┌────────
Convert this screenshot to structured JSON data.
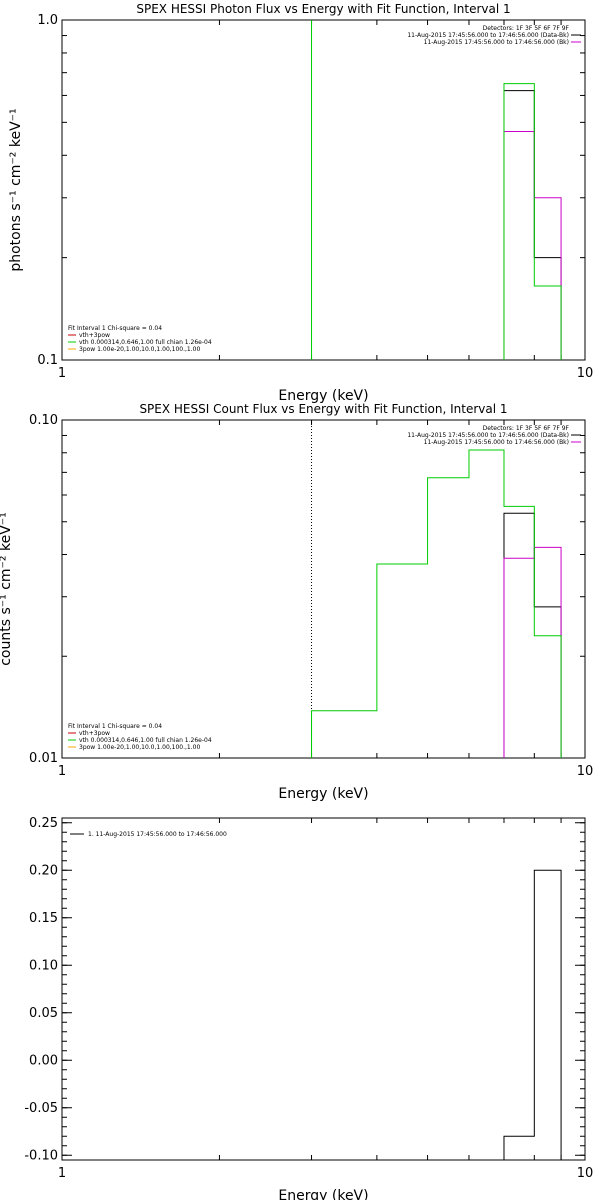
{
  "colors": {
    "data": "#000000",
    "model": "#cc00cc",
    "fit": "#00cc00",
    "pileup": "#cc0000",
    "extra": "#ffaa00"
  },
  "chart_data": [
    {
      "type": "line",
      "title": "SPEX HESSI Photon Flux vs Energy with Fit Function, Interval 1",
      "xlabel": "Energy (keV)",
      "ylabel": "photons s⁻¹ cm⁻² keV⁻¹",
      "xscale": "log",
      "yscale": "log",
      "xlim": [
        1,
        10
      ],
      "ylim": [
        0.1,
        1.0
      ],
      "x_ticklabels": [
        {
          "v": 1,
          "t": "1"
        },
        {
          "v": 10,
          "t": "10"
        }
      ],
      "y_ticklabels": [
        {
          "v": 0.1,
          "t": "0.1"
        },
        {
          "v": 1.0,
          "t": "1.0"
        }
      ],
      "vline": 3,
      "vline_style": "solid",
      "legend_top": [
        "Detectors: 1F 3F 5F 6F 7F 9F",
        "11-Aug-2015 17:45:56.000 to 17:46:56.000 (Data-Bk)",
        "11-Aug-2015 17:45:56.000 to 17:46:56.000 (Bk)"
      ],
      "legend_bottom": [
        "Fit Interval  1    Chi-square = 0.04",
        "vth+3pow",
        "vth 0.000314,0.646,1.00  full chian 1.26e-04",
        "3pow 1.00e-20,1.00,10.0,1.00,100.,1.00"
      ],
      "series": [
        {
          "color_key": "data",
          "edges": [
            7,
            8,
            9
          ],
          "values": [
            0.62,
            0.2
          ]
        },
        {
          "color_key": "model",
          "edges": [
            7,
            8,
            9
          ],
          "values": [
            0.47,
            0.3
          ]
        },
        {
          "color_key": "fit",
          "edges": [
            7,
            8,
            9
          ],
          "values": [
            0.65,
            0.165
          ]
        }
      ]
    },
    {
      "type": "line",
      "title": "SPEX HESSI Count Flux vs Energy with Fit Function, Interval 1",
      "xlabel": "Energy (keV)",
      "ylabel": "counts s⁻¹ cm⁻² keV⁻¹",
      "xscale": "log",
      "yscale": "log",
      "xlim": [
        1,
        10
      ],
      "ylim": [
        0.01,
        0.1
      ],
      "x_ticklabels": [
        {
          "v": 1,
          "t": "1"
        },
        {
          "v": 10,
          "t": "10"
        }
      ],
      "y_ticklabels": [
        {
          "v": 0.01,
          "t": "0.01"
        },
        {
          "v": 0.1,
          "t": "0.10"
        }
      ],
      "vline": 3,
      "vline_style": "dotted",
      "legend_top": [
        "Detectors: 1F 3F 5F 6F 7F 9F",
        "11-Aug-2015 17:45:56.000 to 17:46:56.000 (Data-Bk)",
        "11-Aug-2015 17:45:56.000 to 17:46:56.000 (Bk)"
      ],
      "legend_bottom": [
        "Fit Interval  1    Chi-square = 0.04",
        "vth+3pow",
        "vth 0.000314,0.646,1.00  full chian 1.26e-04",
        "3pow 1.00e-20,1.00,10.0,1.00,100.,1.00"
      ],
      "series": [
        {
          "color_key": "data",
          "edges": [
            7,
            8,
            9
          ],
          "values": [
            0.053,
            0.028
          ]
        },
        {
          "color_key": "model",
          "edges": [
            7,
            8,
            9
          ],
          "values": [
            0.039,
            0.042
          ]
        },
        {
          "color_key": "fit",
          "edges": [
            3,
            4,
            5,
            6,
            7,
            8,
            9
          ],
          "values": [
            0.0138,
            0.0375,
            0.0675,
            0.0815,
            0.0555,
            0.023
          ]
        }
      ]
    },
    {
      "type": "line",
      "title": "",
      "xlabel": "Energy (keV)",
      "ylabel": "",
      "xscale": "log",
      "yscale": "linear",
      "xlim": [
        1,
        10
      ],
      "ylim": [
        -0.105,
        0.255
      ],
      "x_ticklabels": [
        {
          "v": 1,
          "t": "1"
        },
        {
          "v": 10,
          "t": "10"
        }
      ],
      "y_ticklabels": [
        {
          "v": 0.25,
          "t": "0.25"
        },
        {
          "v": 0.2,
          "t": "0.20"
        },
        {
          "v": 0.15,
          "t": "0.15"
        },
        {
          "v": 0.1,
          "t": "0.10"
        },
        {
          "v": 0.05,
          "t": "0.05"
        },
        {
          "v": 0.0,
          "t": "0.00"
        },
        {
          "v": -0.05,
          "t": "-0.05"
        },
        {
          "v": -0.1,
          "t": "-0.10"
        }
      ],
      "vline": null,
      "legend_series": "1. 11-Aug-2015 17:45:56.000 to 17:46:56.000",
      "series": [
        {
          "color_key": "data",
          "edges": [
            7,
            8,
            9
          ],
          "values": [
            -0.08,
            0.2
          ]
        }
      ]
    }
  ]
}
└────────
EXERCISE GOAL:
Pick out the lines that have the word "Function". Copy them all.

EXERCISE RESPONSE:
      "title": "SPEX HESSI Photon Flux vs Energy with Fit Function, Interval 1",
      "title": "SPEX HESSI Count Flux vs Energy with Fit Function, Interval 1",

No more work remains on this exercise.